*EXERCISE INSTRUCTIONS*.
Can you print the data exactly and leave out each image?

┌────────

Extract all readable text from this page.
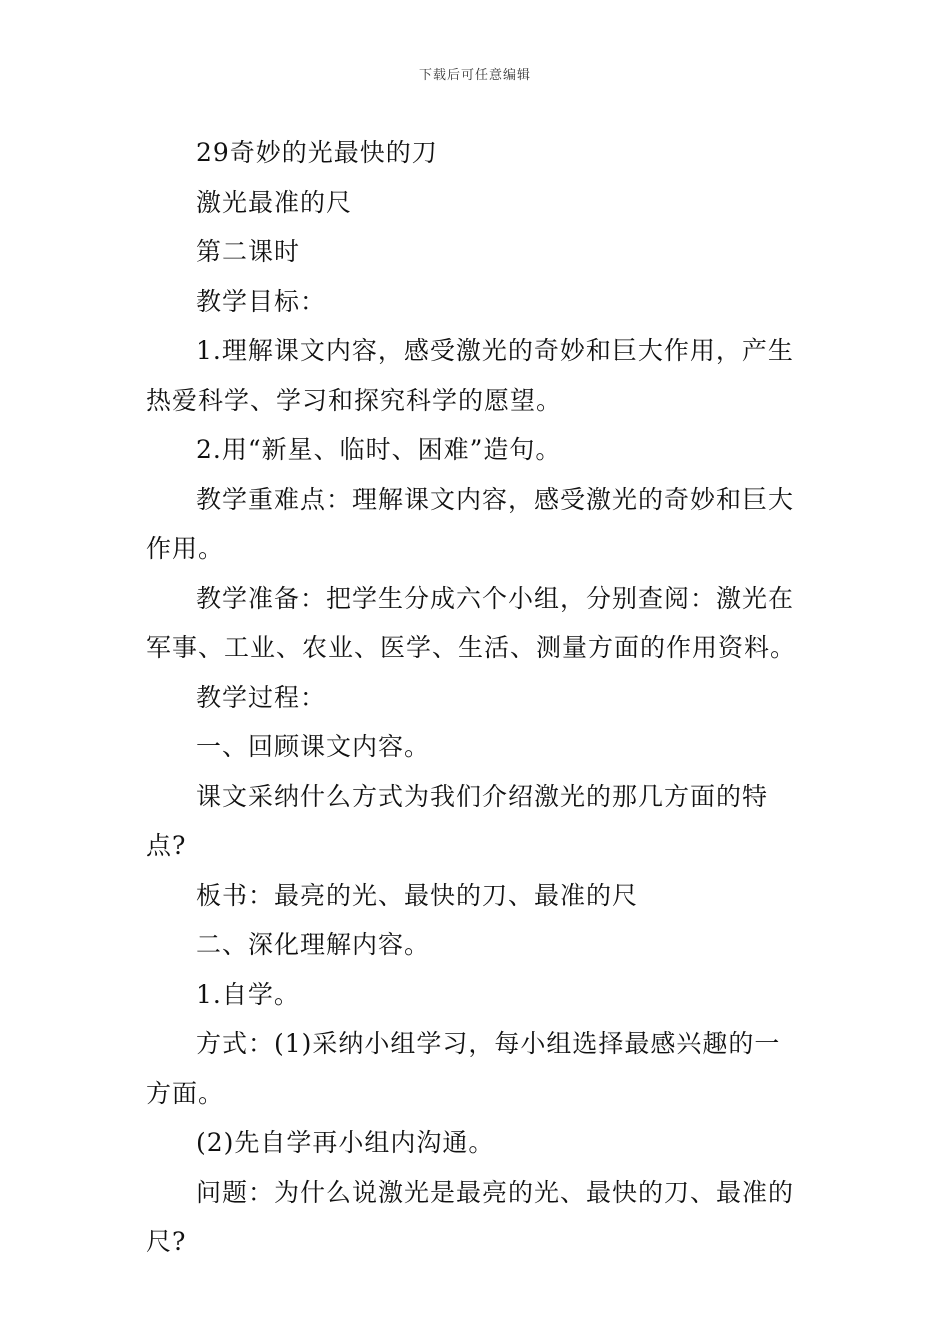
下载后可任意编辑

29奇妙的光最快的刀

激光最准的尺

第二课时

教学目标：

1.理解课文内容，感受激光的奇妙和巨大作用，产生热爱科学、学习和探究科学的愿望。

2.用“新星、临时、困难”造句。

教学重难点：理解课文内容，感受激光的奇妙和巨大作用。

教学准备：把学生分成六个小组，分别查阅：激光在军事、工业、农业、医学、生活、测量方面的作用资料。

教学过程：

一、回顾课文内容。

课文采纳什么方式为我们介绍激光的那几方面的特点?

板书：最亮的光、最快的刀、最准的尺

二、深化理解内容。

1.自学。

方式：(1)采纳小组学习，每小组选择最感兴趣的一方面。

(2)先自学再小组内沟通。

问题：为什么说激光是最亮的光、最快的刀、最准的尺?
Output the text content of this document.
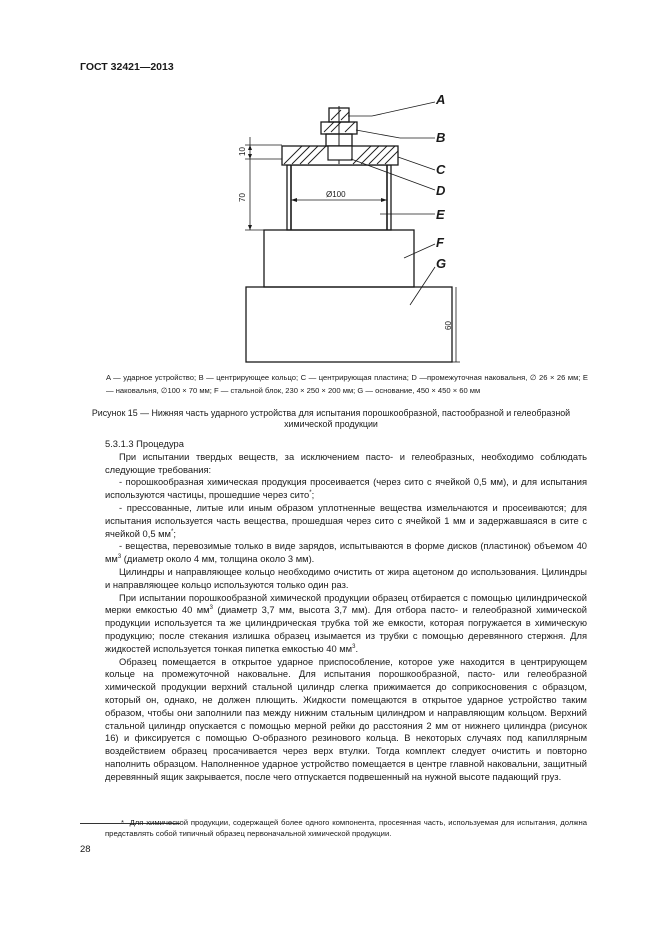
ГОСТ 32421—2013
10
70
60
Ø100
A
B
C
D
E
F
G
A — ударное устройство; B — центрирующее кольцо; C — центрирующая пластина; D —промежуточная наковальня, ∅ 26 × 26 мм; E — наковальня, ∅100 × 70 мм; F — стальной блок, 230 × 250 × 200 мм; G — основание, 450 × 450 × 60 мм
Рисунок 15 — Нижняя часть ударного устройства для испытания порошкообразной, пастообразной и гелеобразной химической продукции

5.3.1.3 Процедура

При испытании твердых веществ, за исключением пасто- и гелеобразных, необходимо соблюдать следующие требования:

- порошкообразная химическая продукция просеивается (через сито с ячейкой 0,5 мм), и для испытания используются частицы, прошедшие через сито*;

- прессованные, литые или иным образом уплотненные вещества измельчаются и просеиваются; для испытания используется часть вещества, прошедшая через сито с ячейкой 1 мм и задержавшаяся в сите с ячейкой 0,5 мм*;

- вещества, перевозимые только в виде зарядов, испытываются в форме дисков (пластинок) объемом 40 $мм^3$ (диаметр около 4 мм, толщина около 3 мм).

Цилиндры и направляющее кольцо необходимо очистить от жира ацетоном до использования. Цилиндры и направляющее кольцо используются только один раз.

При испытании порошкообразной химической продукции образец отбирается с помощью цилиндрической мерки емкостью 40 $мм^3$ (диаметр 3,7 мм, высота 3,7 мм). Для отбора пасто- и гелеобразной химической продукции используется та же цилиндрическая трубка той же емкости, которая погружается в химическую продукцию; после стекания излишка образец изымается из трубки с помощью деревянного стержня. Для жидкостей используется тонкая пипетка емкостью 40 $мм^3$.

Образец помещается в открытое ударное приспособление, которое уже находится в центрирующем кольце на промежуточной наковальне. Для испытания порошкообразной, пасто- или гелеобразной химической продукции верхний стальной цилиндр слегка прижимается до соприкосновения с образцом, который он, однако, не должен плющить. Жидкости помещаются в открытое ударное устройство таким образом, чтобы они заполнили паз между нижним стальным цилиндром и направляющим кольцом. Верхний стальной цилиндр опускается с помощью мерной рейки до расстояния 2 мм от нижнего цилиндра (рисунок 16) и фиксируется с помощью О-образного резинового кольца. В некоторых случаях под капиллярным воздействием образец просачивается через верх втулки. Тогда комплект следует очистить и повторно наполнить образцом. Наполненное ударное устройство помещается в центре главной наковальни, защитный деревянный ящик закрывается, после чего отпускается подвешенный на нужной высоте падающий груз.

* Для химической продукции, содержащей более одного компонента, просеянная часть, используемая для испытания, должна представлять собой типичный образец первоначальной химической продукции.
28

└────────

*RESPONSE TO THIS EXERCISE*.
Extract all readable text from this page.
下载后可任意编辑

29奇妙的光最快的刀

激光最准的尺

第二课时

教学目标：

1.理解课文内容，感受激光的奇妙和巨大作用，产生热爱科学、学习和探究科学的愿望。

2.用“新星、临时、困难”造句。

教学重难点：理解课文内容，感受激光的奇妙和巨大作用。

教学准备：把学生分成六个小组，分别查阅：激光在军事、工业、农业、医学、生活、测量方面的作用资料。

教学过程：

一、回顾课文内容。

课文采纳什么方式为我们介绍激光的那几方面的特点?

板书：最亮的光、最快的刀、最准的尺

二、深化理解内容。

1.自学。

方式：(1)采纳小组学习，每小组选择最感兴趣的一方面。

(2)先自学再小组内沟通。

问题：为什么说激光是最亮的光、最快的刀、最准的尺?
Output the text content of this document.
ГОСТ 32421—2013
10
70
60
Ø100
A
B
C
D
E
F
G
A — ударное устройство; B — центрирующее кольцо; C — центрирующая пластина; D —промежуточная наковальня, ∅ 26 × 26 мм; E — наковальня, ∅100 × 70 мм; F — стальной блок, 230 × 250 × 200 мм; G — основание, 450 × 450 × 60 мм
Рисунок 15 — Нижняя часть ударного устройства для испытания порошкообразной, пастообразной и гелеобразной химической продукции

5.3.1.3 Процедура

При испытании твердых веществ, за исключением пасто- и гелеобразных, необходимо соблюдать следующие требования:

- порошкообразная химическая продукция просеивается (через сито с ячейкой 0,5 мм), и для испытания используются частицы, прошедшие через сито*;

- прессованные, литые или иным образом уплотненные вещества измельчаются и просеиваются; для испытания используется часть вещества, прошедшая через сито с ячейкой 1 мм и задержавшаяся в сите с ячейкой 0,5 мм*;

- вещества, перевозимые только в виде зарядов, испытываются в форме дисков (пластинок) объемом 40 $мм^3$ (диаметр около 4 мм, толщина около 3 мм).

Цилиндры и направляющее кольцо необходимо очистить от жира ацетоном до использования. Цилиндры и направляющее кольцо используются только один раз.

При испытании порошкообразной химической продукции образец отбирается с помощью цилиндрической мерки емкостью 40 $мм^3$ (диаметр 3,7 мм, высота 3,7 мм). Для отбора пасто- и гелеобразной химической продукции используется та же цилиндрическая трубка той же емкости, которая погружается в химическую продукцию; после стекания излишка образец изымается из трубки с помощью деревянного стержня. Для жидкостей используется тонкая пипетка емкостью 40 $мм^3$.

Образец помещается в открытое ударное приспособление, которое уже находится в центрирующем кольце на промежуточной наковальне. Для испытания порошкообразной, пасто- или гелеобразной химической продукции верхний стальной цилиндр слегка прижимается до соприкосновения с образцом, который он, однако, не должен плющить. Жидкости помещаются в открытое ударное устройство таким образом, чтобы они заполнили паз между нижним стальным цилиндром и направляющим кольцом. Верхний стальной цилиндр опускается с помощью мерной рейки до расстояния 2 мм от нижнего цилиндра (рисунок 16) и фиксируется с помощью О-образного резинового кольца. В некоторых случаях под капиллярным воздействием образец просачивается через верх втулки. Тогда комплект следует очистить и повторно наполнить образцом. Наполненное ударное устройство помещается в центре главной наковальни, защитный деревянный ящик закрывается, после чего отпускается подвешенный на нужной высоте падающий груз.

* Для химической продукции, содержащей более одного компонента, просеянная часть, используемая для испытания, должна представлять собой типичный образец первоначальной химической продукции.
28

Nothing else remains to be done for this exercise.